Raw records
- - - - -

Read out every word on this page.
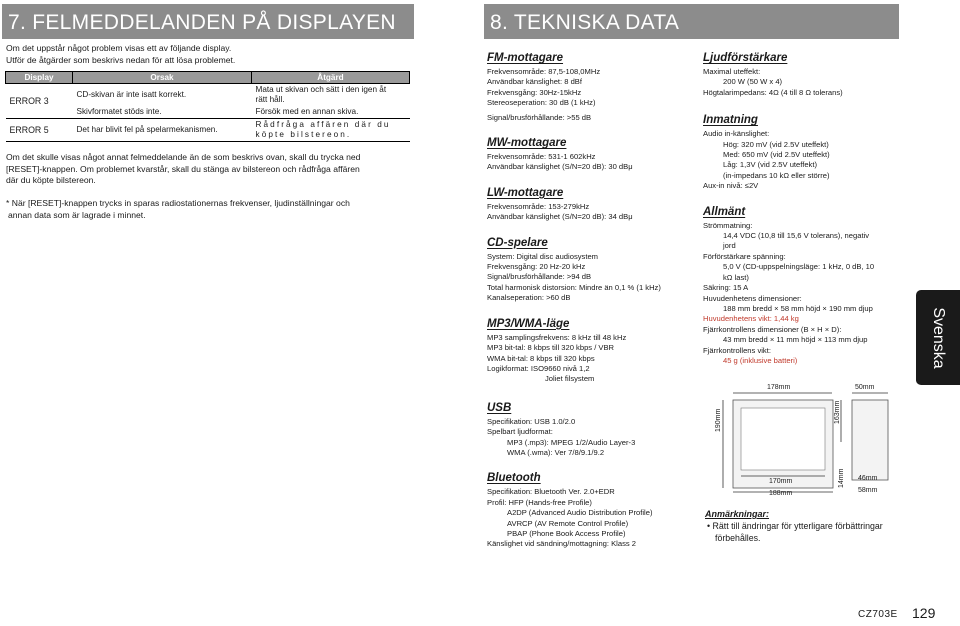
7. FELMEDDELANDEN PÅ DISPLAYEN
Om det uppstår något problem visas ett av följande display.
Utför de åtgärder som beskrivs nedan för att lösa problemet.
Display	Orsak	Åtgärd
ERROR 3	CD-skivan är inte isatt korrekt.	Mata ut skivan och sätt i den igen åt rätt håll.
	Skivformatet stöds inte.	Försök med en annan skiva.
ERROR 5	Det har blivit fel på spelarmekanismen.	Rådfråga affären där du köpte bilstereon.
Om det skulle visas något annat felmeddelande än de som beskrivs ovan, skall du trycka ned
[RESET]-knappen. Om problemet kvarstår, skall du stänga av bilstereon och rådfråga affären
där du köpte bilstereon.
* När [RESET]-knappen trycks in sparas radiostationernas frekvenser, ljudinställningar och
annan data som är lagrade i minnet.
8. TEKNISKA DATA
FM-mottagare
Frekvensområde: 87,5-108,0MHz
Användbar känslighet: 8 dBf
Frekvensgång: 30Hz-15kHz
Stereoseperation: 30 dB (1 kHz)
Signal/brusförhållande: >55 dB
MW-mottagare
Frekvensområde: 531-1 602kHz
Användbar känslighet (S/N=20 dB): 30 dBμ
LW-mottagare
Frekvensområde: 153-279kHz
Användbar känslighet (S/N=20 dB): 34 dBμ
CD-spelare
System: Digital disc audiosystem
Frekvensgång: 20 Hz-20 kHz
Signal/brusförhållande: >94 dB
Total harmonisk distorsion: Mindre än 0,1 % (1 kHz)
Kanalseperation: >60 dB
MP3/WMA-läge
MP3 samplingsfrekvens: 8 kHz till 48 kHz
MP3 bit-tal: 8 kbps till 320 kbps / VBR
WMA bit-tal: 8 kbps till 320 kbps
Logikformat: ISO9660 nivå 1,2
Joliet filsystem
USB
Specifikation: USB 1.0/2.0
Spelbart ljudformat:
MP3 (.mp3): MPEG 1/2/Audio Layer-3
WMA (.wma): Ver 7/8/9.1/9.2
Bluetooth
Specifikation: Bluetooth Ver. 2.0+EDR
Profil: HFP (Hands-free Profile)
A2DP (Advanced Audio Distribution Profile)
AVRCP (AV Remote Control Profile)
PBAP (Phone Book Access Profile)
Känslighet vid sändning/mottagning: Klass 2
Ljudförstärkare
Maximal uteffekt:
200 W (50 W x 4)
Högtalarimpedans: 4Ω (4 till 8 Ω tolerans)
Inmatning
Audio in-känslighet:
Hög: 320 mV (vid 2.5V uteffekt)
Med: 650 mV (vid 2.5V uteffekt)
Låg: 1,3V (vid 2.5V uteffekt)
(in-impedans 10 kΩ eller större)
Aux-in nivå: ≤2V
Allmänt
Strömmatning:
14,4 VDC (10,8 till 15,6 V tolerans), negativ
jord
Förförstärkare spänning:
5,0 V (CD-uppspelningsläge: 1 kHz, 0 dB, 10
kΩ last)
Säkring: 15 A
Huvudenhetens dimensioner:
188 mm bredd × 58 mm höjd × 190 mm djup
Huvudenhetens vikt: 1,44 kg
Fjärrkontrollens dimensioner (B × H × D):
43 mm bredd × 11 mm höjd × 113 mm djup
Fjärrkontrollens vikt:
45 g (inklusive batteri)
178mm	50mm
190mm	163mm
170mm
188mm
14mm 46mm
58mm
Anmärkningar:
• Rätt till ändringar för ytterligare förbättringar förbehålles.
Svenska
CZ703E 129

- - - - -

## AIM OF THE TASK
Each record must be quoted in full and exactly. Do not include the pictures.

## EXERCISE RESPONSE
Read out every word on this page.
7. FELMEDDELANDEN PÅ DISPLAYEN
Om det uppstår något problem visas ett av följande display.
Utför de åtgärder som beskrivs nedan för att lösa problemet.
Display	Orsak	Åtgärd
ERROR 3	CD-skivan är inte isatt korrekt.	Mata ut skivan och sätt i den igen åt rätt håll.
	Skivformatet stöds inte.	Försök med en annan skiva.
ERROR 5	Det har blivit fel på spelarmekanismen.	Rådfråga affären där du köpte bilstereon.
Om det skulle visas något annat felmeddelande än de som beskrivs ovan, skall du trycka ned
[RESET]-knappen. Om problemet kvarstår, skall du stänga av bilstereon och rådfråga affären
där du köpte bilstereon.
* När [RESET]-knappen trycks in sparas radiostationernas frekvenser, ljudinställningar och
annan data som är lagrade i minnet.
8. TEKNISKA DATA
FM-mottagare
Frekvensområde: 87,5-108,0MHz
Användbar känslighet: 8 dBf
Frekvensgång: 30Hz-15kHz
Stereoseperation: 30 dB (1 kHz)
Signal/brusförhållande: >55 dB
MW-mottagare
Frekvensområde: 531-1 602kHz
Användbar känslighet (S/N=20 dB): 30 dBμ
LW-mottagare
Frekvensområde: 153-279kHz
Användbar känslighet (S/N=20 dB): 34 dBμ
CD-spelare
System: Digital disc audiosystem
Frekvensgång: 20 Hz-20 kHz
Signal/brusförhållande: >94 dB
Total harmonisk distorsion: Mindre än 0,1 % (1 kHz)
Kanalseperation: >60 dB
MP3/WMA-läge
MP3 samplingsfrekvens: 8 kHz till 48 kHz
MP3 bit-tal: 8 kbps till 320 kbps / VBR
WMA bit-tal: 8 kbps till 320 kbps
Logikformat: ISO9660 nivå 1,2
Joliet filsystem
USB
Specifikation: USB 1.0/2.0
Spelbart ljudformat:
MP3 (.mp3): MPEG 1/2/Audio Layer-3
WMA (.wma): Ver 7/8/9.1/9.2
Bluetooth
Specifikation: Bluetooth Ver. 2.0+EDR
Profil: HFP (Hands-free Profile)
A2DP (Advanced Audio Distribution Profile)
AVRCP (AV Remote Control Profile)
PBAP (Phone Book Access Profile)
Känslighet vid sändning/mottagning: Klass 2
Ljudförstärkare
Maximal uteffekt:
200 W (50 W x 4)
Högtalarimpedans: 4Ω (4 till 8 Ω tolerans)
Inmatning
Audio in-känslighet:
Hög: 320 mV (vid 2.5V uteffekt)
Med: 650 mV (vid 2.5V uteffekt)
Låg: 1,3V (vid 2.5V uteffekt)
(in-impedans 10 kΩ eller större)
Aux-in nivå: ≤2V
Allmänt
Strömmatning:
14,4 VDC (10,8 till 15,6 V tolerans), negativ
jord
Förförstärkare spänning:
5,0 V (CD-uppspelningsläge: 1 kHz, 0 dB, 10
kΩ last)
Säkring: 15 A
Huvudenhetens dimensioner:
188 mm bredd × 58 mm höjd × 190 mm djup
Huvudenhetens vikt: 1,44 kg
Fjärrkontrollens dimensioner (B × H × D):
43 mm bredd × 11 mm höjd × 113 mm djup
Fjärrkontrollens vikt:
45 g (inklusive batteri)
178mm	50mm
190mm	163mm
170mm
188mm
14mm 46mm
58mm
Anmärkningar:
• Rätt till ändringar för ytterligare förbättringar förbehålles.
Svenska
CZ703E 129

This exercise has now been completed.